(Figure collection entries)

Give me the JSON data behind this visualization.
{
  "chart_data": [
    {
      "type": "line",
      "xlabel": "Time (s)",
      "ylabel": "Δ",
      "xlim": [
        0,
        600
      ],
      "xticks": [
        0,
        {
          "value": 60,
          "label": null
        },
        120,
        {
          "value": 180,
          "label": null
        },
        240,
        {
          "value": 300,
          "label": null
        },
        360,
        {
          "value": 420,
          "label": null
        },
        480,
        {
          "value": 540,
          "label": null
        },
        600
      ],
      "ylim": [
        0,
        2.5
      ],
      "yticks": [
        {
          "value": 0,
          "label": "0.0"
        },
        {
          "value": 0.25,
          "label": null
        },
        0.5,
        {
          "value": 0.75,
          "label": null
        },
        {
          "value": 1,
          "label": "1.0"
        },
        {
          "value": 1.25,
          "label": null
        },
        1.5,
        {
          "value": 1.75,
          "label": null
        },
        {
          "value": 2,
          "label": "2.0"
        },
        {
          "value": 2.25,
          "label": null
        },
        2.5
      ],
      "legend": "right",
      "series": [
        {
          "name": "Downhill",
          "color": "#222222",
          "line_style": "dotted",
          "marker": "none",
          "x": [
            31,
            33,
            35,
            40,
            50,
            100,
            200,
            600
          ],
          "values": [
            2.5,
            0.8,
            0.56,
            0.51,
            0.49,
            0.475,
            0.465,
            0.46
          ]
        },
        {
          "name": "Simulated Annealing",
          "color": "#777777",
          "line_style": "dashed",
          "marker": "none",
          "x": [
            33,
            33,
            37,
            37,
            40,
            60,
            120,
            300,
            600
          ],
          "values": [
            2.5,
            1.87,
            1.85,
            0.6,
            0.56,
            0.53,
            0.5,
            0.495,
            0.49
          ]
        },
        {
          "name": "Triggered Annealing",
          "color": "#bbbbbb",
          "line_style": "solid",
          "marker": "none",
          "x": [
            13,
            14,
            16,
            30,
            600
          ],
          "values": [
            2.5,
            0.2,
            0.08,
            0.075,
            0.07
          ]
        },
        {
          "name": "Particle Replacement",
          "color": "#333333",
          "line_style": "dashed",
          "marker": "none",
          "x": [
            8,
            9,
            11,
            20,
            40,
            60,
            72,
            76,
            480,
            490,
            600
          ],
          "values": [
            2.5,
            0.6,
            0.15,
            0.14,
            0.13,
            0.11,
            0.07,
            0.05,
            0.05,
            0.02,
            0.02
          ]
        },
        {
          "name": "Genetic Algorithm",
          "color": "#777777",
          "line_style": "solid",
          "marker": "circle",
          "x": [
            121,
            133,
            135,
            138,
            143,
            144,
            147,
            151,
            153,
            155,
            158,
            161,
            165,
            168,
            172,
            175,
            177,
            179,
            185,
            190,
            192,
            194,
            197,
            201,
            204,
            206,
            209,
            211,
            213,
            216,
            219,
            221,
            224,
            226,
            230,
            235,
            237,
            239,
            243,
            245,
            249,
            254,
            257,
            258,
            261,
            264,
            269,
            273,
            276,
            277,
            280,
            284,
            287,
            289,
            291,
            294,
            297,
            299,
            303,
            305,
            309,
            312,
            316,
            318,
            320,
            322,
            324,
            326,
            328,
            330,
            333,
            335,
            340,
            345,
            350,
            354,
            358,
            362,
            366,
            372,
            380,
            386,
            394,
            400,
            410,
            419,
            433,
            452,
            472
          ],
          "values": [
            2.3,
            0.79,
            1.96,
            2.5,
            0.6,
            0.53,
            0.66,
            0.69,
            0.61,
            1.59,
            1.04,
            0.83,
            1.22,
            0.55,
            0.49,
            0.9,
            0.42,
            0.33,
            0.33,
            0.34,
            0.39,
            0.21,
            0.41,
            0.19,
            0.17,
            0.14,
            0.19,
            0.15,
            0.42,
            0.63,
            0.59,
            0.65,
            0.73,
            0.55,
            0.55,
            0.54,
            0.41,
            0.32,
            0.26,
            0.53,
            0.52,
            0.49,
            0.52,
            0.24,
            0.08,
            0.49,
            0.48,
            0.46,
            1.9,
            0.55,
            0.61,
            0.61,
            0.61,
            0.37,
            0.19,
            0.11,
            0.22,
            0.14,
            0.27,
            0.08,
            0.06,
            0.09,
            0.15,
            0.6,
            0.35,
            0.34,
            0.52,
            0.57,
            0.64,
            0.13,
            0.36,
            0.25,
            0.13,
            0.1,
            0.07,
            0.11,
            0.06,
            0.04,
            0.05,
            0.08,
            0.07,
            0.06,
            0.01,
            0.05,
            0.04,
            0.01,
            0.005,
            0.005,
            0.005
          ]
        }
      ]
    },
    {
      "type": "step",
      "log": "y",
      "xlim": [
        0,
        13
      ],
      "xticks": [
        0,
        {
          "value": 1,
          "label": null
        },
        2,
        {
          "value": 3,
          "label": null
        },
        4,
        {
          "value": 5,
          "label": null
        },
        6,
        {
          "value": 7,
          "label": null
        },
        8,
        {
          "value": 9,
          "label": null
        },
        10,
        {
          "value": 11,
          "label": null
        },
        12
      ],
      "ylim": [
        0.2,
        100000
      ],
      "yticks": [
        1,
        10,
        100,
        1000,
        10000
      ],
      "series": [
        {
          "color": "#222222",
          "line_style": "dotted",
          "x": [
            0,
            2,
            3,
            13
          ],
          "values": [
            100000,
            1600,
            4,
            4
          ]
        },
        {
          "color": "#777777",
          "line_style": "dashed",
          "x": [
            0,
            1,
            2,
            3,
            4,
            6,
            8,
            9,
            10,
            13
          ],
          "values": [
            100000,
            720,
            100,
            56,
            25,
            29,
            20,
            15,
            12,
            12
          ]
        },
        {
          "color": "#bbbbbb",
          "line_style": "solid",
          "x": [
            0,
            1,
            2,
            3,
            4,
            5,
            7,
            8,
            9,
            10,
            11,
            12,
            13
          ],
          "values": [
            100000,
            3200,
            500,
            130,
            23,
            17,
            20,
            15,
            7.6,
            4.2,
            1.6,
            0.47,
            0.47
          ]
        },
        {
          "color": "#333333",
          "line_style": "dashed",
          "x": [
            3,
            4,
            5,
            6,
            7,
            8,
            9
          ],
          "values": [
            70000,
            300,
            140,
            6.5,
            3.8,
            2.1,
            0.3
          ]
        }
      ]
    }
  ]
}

[Written request] Output all records verbatim.

[Answer]
Give me the JSON data behind this visualization.
{
  "chart_data": [
    {
      "type": "line",
      "xlabel": "Time (s)",
      "ylabel": "Δ",
      "xlim": [
        0,
        600
      ],
      "xticks": [
        0,
        {
          "value": 60,
          "label": null
        },
        120,
        {
          "value": 180,
          "label": null
        },
        240,
        {
          "value": 300,
          "label": null
        },
        360,
        {
          "value": 420,
          "label": null
        },
        480,
        {
          "value": 540,
          "label": null
        },
        600
      ],
      "ylim": [
        0,
        2.5
      ],
      "yticks": [
        {
          "value": 0,
          "label": "0.0"
        },
        {
          "value": 0.25,
          "label": null
        },
        0.5,
        {
          "value": 0.75,
          "label": null
        },
        {
          "value": 1,
          "label": "1.0"
        },
        {
          "value": 1.25,
          "label": null
        },
        1.5,
        {
          "value": 1.75,
          "label": null
        },
        {
          "value": 2,
          "label": "2.0"
        },
        {
          "value": 2.25,
          "label": null
        },
        2.5
      ],
      "legend": "right",
      "series": [
        {
          "name": "Downhill",
          "color": "#222222",
          "line_style": "dotted",
          "marker": "none",
          "x": [
            31,
            33,
            35,
            40,
            50,
            100,
            200,
            600
          ],
          "values": [
            2.5,
            0.8,
            0.56,
            0.51,
            0.49,
            0.475,
            0.465,
            0.46
          ]
        },
        {
          "name": "Simulated Annealing",
          "color": "#777777",
          "line_style": "dashed",
          "marker": "none",
          "x": [
            33,
            33,
            37,
            37,
            40,
            60,
            120,
            300,
            600
          ],
          "values": [
            2.5,
            1.87,
            1.85,
            0.6,
            0.56,
            0.53,
            0.5,
            0.495,
            0.49
          ]
        },
        {
          "name": "Triggered Annealing",
          "color": "#bbbbbb",
          "line_style": "solid",
          "marker": "none",
          "x": [
            13,
            14,
            16,
            30,
            600
          ],
          "values": [
            2.5,
            0.2,
            0.08,
            0.075,
            0.07
          ]
        },
        {
          "name": "Particle Replacement",
          "color": "#333333",
          "line_style": "dashed",
          "marker": "none",
          "x": [
            8,
            9,
            11,
            20,
            40,
            60,
            72,
            76,
            480,
            490,
            600
          ],
          "values": [
            2.5,
            0.6,
            0.15,
            0.14,
            0.13,
            0.11,
            0.07,
            0.05,
            0.05,
            0.02,
            0.02
          ]
        },
        {
          "name": "Genetic Algorithm",
          "color": "#777777",
          "line_style": "solid",
          "marker": "circle",
          "x": [
            121,
            133,
            135,
            138,
            143,
            144,
            147,
            151,
            153,
            155,
            158,
            161,
            165,
            168,
            172,
            175,
            177,
            179,
            185,
            190,
            192,
            194,
            197,
            201,
            204,
            206,
            209,
            211,
            213,
            216,
            219,
            221,
            224,
            226,
            230,
            235,
            237,
            239,
            243,
            245,
            249,
            254,
            257,
            258,
            261,
            264,
            269,
            273,
            276,
            277,
            280,
            284,
            287,
            289,
            291,
            294,
            297,
            299,
            303,
            305,
            309,
            312,
            316,
            318,
            320,
            322,
            324,
            326,
            328,
            330,
            333,
            335,
            340,
            345,
            350,
            354,
            358,
            362,
            366,
            372,
            380,
            386,
            394,
            400,
            410,
            419,
            433,
            452,
            472
          ],
          "values": [
            2.3,
            0.79,
            1.96,
            2.5,
            0.6,
            0.53,
            0.66,
            0.69,
            0.61,
            1.59,
            1.04,
            0.83,
            1.22,
            0.55,
            0.49,
            0.9,
            0.42,
            0.33,
            0.33,
            0.34,
            0.39,
            0.21,
            0.41,
            0.19,
            0.17,
            0.14,
            0.19,
            0.15,
            0.42,
            0.63,
            0.59,
            0.65,
            0.73,
            0.55,
            0.55,
            0.54,
            0.41,
            0.32,
            0.26,
            0.53,
            0.52,
            0.49,
            0.52,
            0.24,
            0.08,
            0.49,
            0.48,
            0.46,
            1.9,
            0.55,
            0.61,
            0.61,
            0.61,
            0.37,
            0.19,
            0.11,
            0.22,
            0.14,
            0.27,
            0.08,
            0.06,
            0.09,
            0.15,
            0.6,
            0.35,
            0.34,
            0.52,
            0.57,
            0.64,
            0.13,
            0.36,
            0.25,
            0.13,
            0.1,
            0.07,
            0.11,
            0.06,
            0.04,
            0.05,
            0.08,
            0.07,
            0.06,
            0.01,
            0.05,
            0.04,
            0.01,
            0.005,
            0.005,
            0.005
          ]
        }
      ]
    },
    {
      "type": "step",
      "log": "y",
      "xlim": [
        0,
        13
      ],
      "xticks": [
        0,
        {
          "value": 1,
          "label": null
        },
        2,
        {
          "value": 3,
          "label": null
        },
        4,
        {
          "value": 5,
          "label": null
        },
        6,
        {
          "value": 7,
          "label": null
        },
        8,
        {
          "value": 9,
          "label": null
        },
        10,
        {
          "value": 11,
          "label": null
        },
        12
      ],
      "ylim": [
        0.2,
        100000
      ],
      "yticks": [
        1,
        10,
        100,
        1000,
        10000
      ],
      "series": [
        {
          "color": "#222222",
          "line_style": "dotted",
          "x": [
            0,
            2,
            3,
            13
          ],
          "values": [
            100000,
            1600,
            4,
            4
          ]
        },
        {
          "color": "#777777",
          "line_style": "dashed",
          "x": [
            0,
            1,
            2,
            3,
            4,
            6,
            8,
            9,
            10,
            13
          ],
          "values": [
            100000,
            720,
            100,
            56,
            25,
            29,
            20,
            15,
            12,
            12
          ]
        },
        {
          "color": "#bbbbbb",
          "line_style": "solid",
          "x": [
            0,
            1,
            2,
            3,
            4,
            5,
            7,
            8,
            9,
            10,
            11,
            12,
            13
          ],
          "values": [
            100000,
            3200,
            500,
            130,
            23,
            17,
            20,
            15,
            7.6,
            4.2,
            1.6,
            0.47,
            0.47
          ]
        },
        {
          "color": "#333333",
          "line_style": "dashed",
          "x": [
            3,
            4,
            5,
            6,
            7,
            8,
            9
          ],
          "values": [
            70000,
            300,
            140,
            6.5,
            3.8,
            2.1,
            0.3
          ]
        }
      ]
    }
  ]
}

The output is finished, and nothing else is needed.